What you should do: Word for word, transcribe the lines below and drop the pictures.

____________________

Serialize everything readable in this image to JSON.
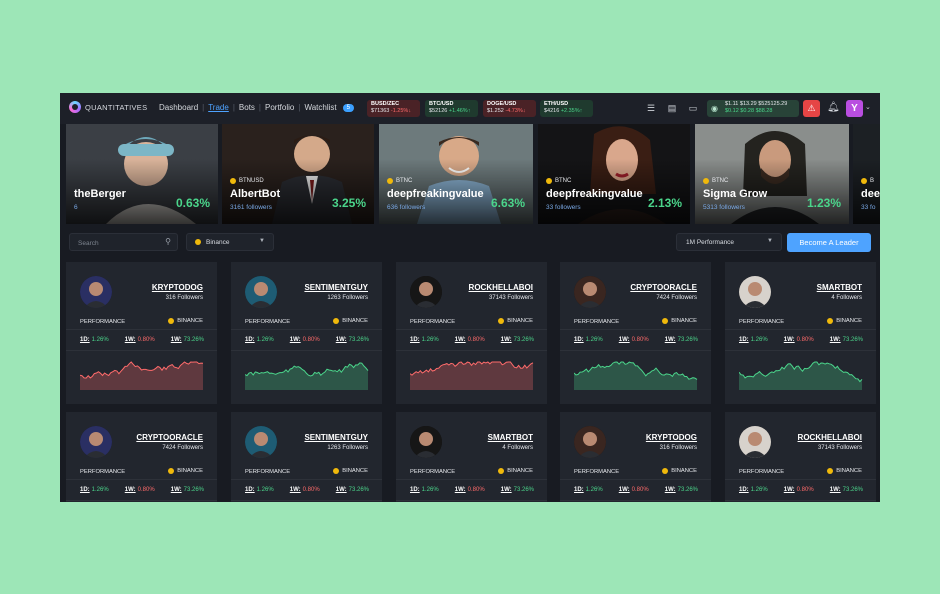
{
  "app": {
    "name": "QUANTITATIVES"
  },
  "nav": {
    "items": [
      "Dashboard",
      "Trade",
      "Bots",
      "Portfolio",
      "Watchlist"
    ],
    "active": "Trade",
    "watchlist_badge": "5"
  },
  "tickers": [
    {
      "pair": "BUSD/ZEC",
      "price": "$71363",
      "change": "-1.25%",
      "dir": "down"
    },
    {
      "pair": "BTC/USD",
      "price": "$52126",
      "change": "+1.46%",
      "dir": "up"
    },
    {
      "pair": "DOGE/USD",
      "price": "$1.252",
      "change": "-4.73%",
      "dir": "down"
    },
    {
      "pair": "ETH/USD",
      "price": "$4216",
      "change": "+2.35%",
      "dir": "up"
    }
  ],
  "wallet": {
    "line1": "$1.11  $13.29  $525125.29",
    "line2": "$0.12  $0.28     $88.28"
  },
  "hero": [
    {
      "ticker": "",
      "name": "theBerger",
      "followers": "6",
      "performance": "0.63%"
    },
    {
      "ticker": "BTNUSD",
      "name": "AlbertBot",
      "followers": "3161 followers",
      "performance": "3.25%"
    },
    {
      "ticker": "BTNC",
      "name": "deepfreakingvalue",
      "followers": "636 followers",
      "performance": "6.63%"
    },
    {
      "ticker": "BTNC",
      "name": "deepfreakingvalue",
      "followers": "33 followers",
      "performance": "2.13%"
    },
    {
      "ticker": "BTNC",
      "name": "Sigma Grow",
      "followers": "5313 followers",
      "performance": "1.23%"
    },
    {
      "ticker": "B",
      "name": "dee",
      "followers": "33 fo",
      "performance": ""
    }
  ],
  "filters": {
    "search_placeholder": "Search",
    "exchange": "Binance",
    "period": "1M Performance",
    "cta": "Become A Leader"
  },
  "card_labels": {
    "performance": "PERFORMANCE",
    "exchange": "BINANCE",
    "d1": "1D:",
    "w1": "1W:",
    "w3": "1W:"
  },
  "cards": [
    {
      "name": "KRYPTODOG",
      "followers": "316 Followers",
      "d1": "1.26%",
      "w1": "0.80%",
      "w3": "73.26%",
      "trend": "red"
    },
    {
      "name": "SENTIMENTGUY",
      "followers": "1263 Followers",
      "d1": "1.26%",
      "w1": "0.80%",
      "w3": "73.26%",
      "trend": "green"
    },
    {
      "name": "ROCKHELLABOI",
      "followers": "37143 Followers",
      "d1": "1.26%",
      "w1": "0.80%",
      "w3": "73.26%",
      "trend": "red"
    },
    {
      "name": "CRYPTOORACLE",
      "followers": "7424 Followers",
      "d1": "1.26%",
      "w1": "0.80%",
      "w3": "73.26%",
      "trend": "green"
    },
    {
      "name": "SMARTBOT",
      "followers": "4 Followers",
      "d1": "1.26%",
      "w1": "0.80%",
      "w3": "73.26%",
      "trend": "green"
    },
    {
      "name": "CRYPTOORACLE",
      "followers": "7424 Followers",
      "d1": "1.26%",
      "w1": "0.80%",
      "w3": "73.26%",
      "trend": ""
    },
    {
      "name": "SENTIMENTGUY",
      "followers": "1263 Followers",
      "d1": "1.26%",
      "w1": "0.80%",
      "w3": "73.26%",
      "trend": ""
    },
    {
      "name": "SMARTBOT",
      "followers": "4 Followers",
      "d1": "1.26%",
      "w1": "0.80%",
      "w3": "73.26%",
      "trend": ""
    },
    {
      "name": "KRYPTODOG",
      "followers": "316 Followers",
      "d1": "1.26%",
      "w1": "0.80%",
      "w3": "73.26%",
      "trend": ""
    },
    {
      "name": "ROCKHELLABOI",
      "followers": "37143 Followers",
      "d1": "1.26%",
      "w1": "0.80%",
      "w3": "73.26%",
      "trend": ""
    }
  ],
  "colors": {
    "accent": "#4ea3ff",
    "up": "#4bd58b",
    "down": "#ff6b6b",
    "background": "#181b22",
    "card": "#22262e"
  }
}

____________________

Response:
Serialize everything readable in this image to JSON.
{
  "app": {
    "name": "QUANTITATIVES"
  },
  "nav": {
    "items": [
      "Dashboard",
      "Trade",
      "Bots",
      "Portfolio",
      "Watchlist"
    ],
    "active": "Trade",
    "watchlist_badge": "5"
  },
  "tickers": [
    {
      "pair": "BUSD/ZEC",
      "price": "$71363",
      "change": "-1.25%",
      "dir": "down"
    },
    {
      "pair": "BTC/USD",
      "price": "$52126",
      "change": "+1.46%",
      "dir": "up"
    },
    {
      "pair": "DOGE/USD",
      "price": "$1.252",
      "change": "-4.73%",
      "dir": "down"
    },
    {
      "pair": "ETH/USD",
      "price": "$4216",
      "change": "+2.35%",
      "dir": "up"
    }
  ],
  "wallet": {
    "line1": "$1.11  $13.29  $525125.29",
    "line2": "$0.12  $0.28     $88.28"
  },
  "hero": [
    {
      "ticker": "",
      "name": "theBerger",
      "followers": "6",
      "performance": "0.63%"
    },
    {
      "ticker": "BTNUSD",
      "name": "AlbertBot",
      "followers": "3161 followers",
      "performance": "3.25%"
    },
    {
      "ticker": "BTNC",
      "name": "deepfreakingvalue",
      "followers": "636 followers",
      "performance": "6.63%"
    },
    {
      "ticker": "BTNC",
      "name": "deepfreakingvalue",
      "followers": "33 followers",
      "performance": "2.13%"
    },
    {
      "ticker": "BTNC",
      "name": "Sigma Grow",
      "followers": "5313 followers",
      "performance": "1.23%"
    },
    {
      "ticker": "B",
      "name": "dee",
      "followers": "33 fo",
      "performance": ""
    }
  ],
  "filters": {
    "search_placeholder": "Search",
    "exchange": "Binance",
    "period": "1M Performance",
    "cta": "Become A Leader"
  },
  "card_labels": {
    "performance": "PERFORMANCE",
    "exchange": "BINANCE",
    "d1": "1D:",
    "w1": "1W:",
    "w3": "1W:"
  },
  "cards": [
    {
      "name": "KRYPTODOG",
      "followers": "316 Followers",
      "d1": "1.26%",
      "w1": "0.80%",
      "w3": "73.26%",
      "trend": "red"
    },
    {
      "name": "SENTIMENTGUY",
      "followers": "1263 Followers",
      "d1": "1.26%",
      "w1": "0.80%",
      "w3": "73.26%",
      "trend": "green"
    },
    {
      "name": "ROCKHELLABOI",
      "followers": "37143 Followers",
      "d1": "1.26%",
      "w1": "0.80%",
      "w3": "73.26%",
      "trend": "red"
    },
    {
      "name": "CRYPTOORACLE",
      "followers": "7424 Followers",
      "d1": "1.26%",
      "w1": "0.80%",
      "w3": "73.26%",
      "trend": "green"
    },
    {
      "name": "SMARTBOT",
      "followers": "4 Followers",
      "d1": "1.26%",
      "w1": "0.80%",
      "w3": "73.26%",
      "trend": "green"
    },
    {
      "name": "CRYPTOORACLE",
      "followers": "7424 Followers",
      "d1": "1.26%",
      "w1": "0.80%",
      "w3": "73.26%",
      "trend": ""
    },
    {
      "name": "SENTIMENTGUY",
      "followers": "1263 Followers",
      "d1": "1.26%",
      "w1": "0.80%",
      "w3": "73.26%",
      "trend": ""
    },
    {
      "name": "SMARTBOT",
      "followers": "4 Followers",
      "d1": "1.26%",
      "w1": "0.80%",
      "w3": "73.26%",
      "trend": ""
    },
    {
      "name": "KRYPTODOG",
      "followers": "316 Followers",
      "d1": "1.26%",
      "w1": "0.80%",
      "w3": "73.26%",
      "trend": ""
    },
    {
      "name": "ROCKHELLABOI",
      "followers": "37143 Followers",
      "d1": "1.26%",
      "w1": "0.80%",
      "w3": "73.26%",
      "trend": ""
    }
  ],
  "colors": {
    "accent": "#4ea3ff",
    "up": "#4bd58b",
    "down": "#ff6b6b",
    "background": "#181b22",
    "card": "#22262e"
  }
}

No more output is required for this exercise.